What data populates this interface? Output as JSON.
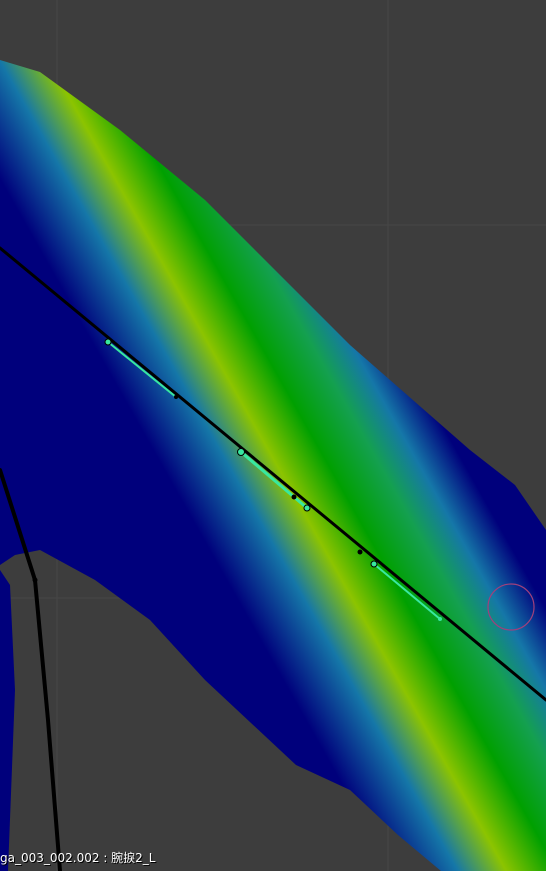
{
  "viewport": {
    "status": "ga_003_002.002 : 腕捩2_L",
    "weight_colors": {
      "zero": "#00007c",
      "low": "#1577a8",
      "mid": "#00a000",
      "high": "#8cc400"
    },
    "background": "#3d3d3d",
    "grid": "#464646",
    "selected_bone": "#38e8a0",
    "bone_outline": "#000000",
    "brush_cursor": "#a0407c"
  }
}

-=-=-=-=-

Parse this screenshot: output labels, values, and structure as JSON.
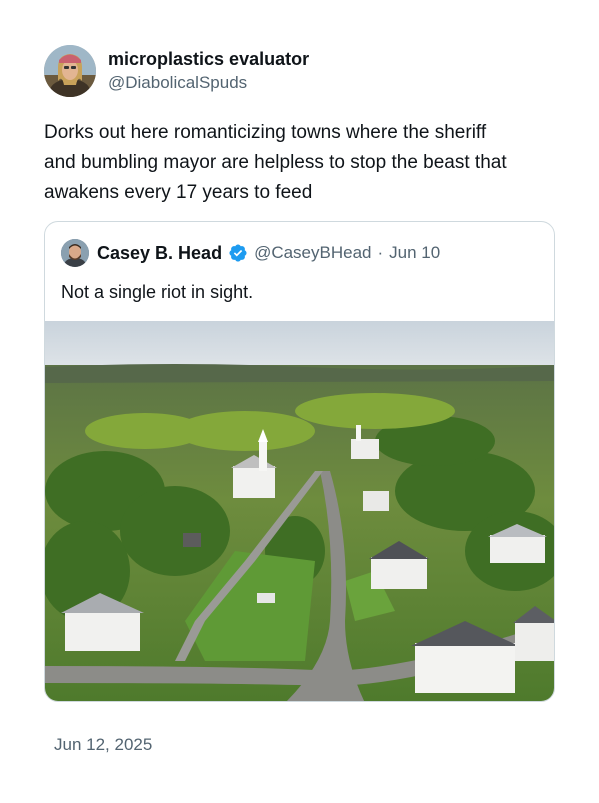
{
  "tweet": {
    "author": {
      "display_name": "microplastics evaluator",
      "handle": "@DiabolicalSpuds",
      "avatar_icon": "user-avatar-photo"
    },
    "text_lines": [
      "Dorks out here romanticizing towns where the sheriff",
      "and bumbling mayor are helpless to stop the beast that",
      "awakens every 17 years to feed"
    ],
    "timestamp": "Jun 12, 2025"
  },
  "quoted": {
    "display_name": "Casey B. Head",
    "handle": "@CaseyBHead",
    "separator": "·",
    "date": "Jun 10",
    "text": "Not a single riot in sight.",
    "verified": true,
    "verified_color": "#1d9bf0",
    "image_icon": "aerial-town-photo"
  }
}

-=-=-=-=-

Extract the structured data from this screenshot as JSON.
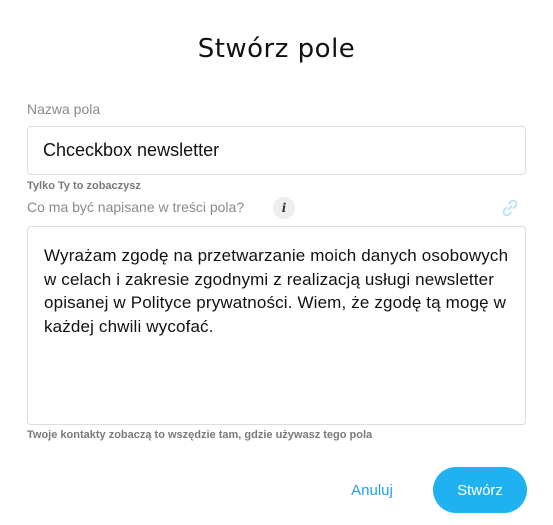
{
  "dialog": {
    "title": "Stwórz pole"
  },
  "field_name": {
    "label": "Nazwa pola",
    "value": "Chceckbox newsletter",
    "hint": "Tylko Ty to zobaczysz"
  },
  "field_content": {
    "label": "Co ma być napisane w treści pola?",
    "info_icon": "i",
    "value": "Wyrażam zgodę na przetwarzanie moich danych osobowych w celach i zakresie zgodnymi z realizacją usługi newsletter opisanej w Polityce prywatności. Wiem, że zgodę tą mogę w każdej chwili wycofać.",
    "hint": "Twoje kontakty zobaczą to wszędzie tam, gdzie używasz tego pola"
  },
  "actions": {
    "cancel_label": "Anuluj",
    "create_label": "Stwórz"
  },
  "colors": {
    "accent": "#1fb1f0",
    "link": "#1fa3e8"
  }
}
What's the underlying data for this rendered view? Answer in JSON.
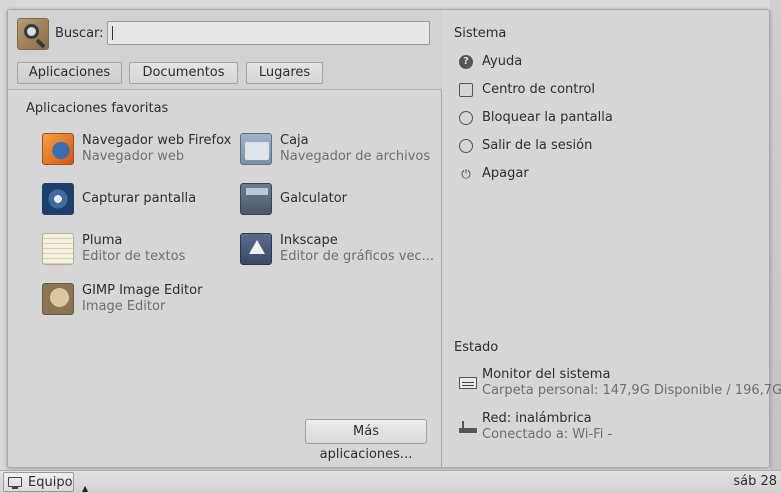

-=-=-=-=-

- [EXERCISE OBJECTIVE]
From the material above, reproduce only what runs from the line holding "Extract the structured" down to the line holding "What's the underlying", both included, pictures excluded.

- [CORRECT RESPONSE]
Extract the structured data from this screenshot as JSON.
{
  "dialog": {
    "title": "Stwórz pole"
  },
  "field_name": {
    "label": "Nazwa pola",
    "value": "Chceckbox newsletter",
    "hint": "Tylko Ty to zobaczysz"
  },
  "field_content": {
    "label": "Co ma być napisane w treści pola?",
    "info_icon": "i",
    "value": "Wyrażam zgodę na przetwarzanie moich danych osobowych w celach i zakresie zgodnymi z realizacją usługi newsletter opisanej w Polityce prywatności. Wiem, że zgodę tą mogę w każdej chwili wycofać.",
    "hint": "Twoje kontakty zobaczą to wszędzie tam, gdzie używasz tego pola"
  },
  "actions": {
    "cancel_label": "Anuluj",
    "create_label": "Stwórz"
  },
  "colors": {
    "accent": "#1fb1f0",
    "link": "#1fa3e8"
  }
}
What's the underlying data for this rendered view? Answer in JSON.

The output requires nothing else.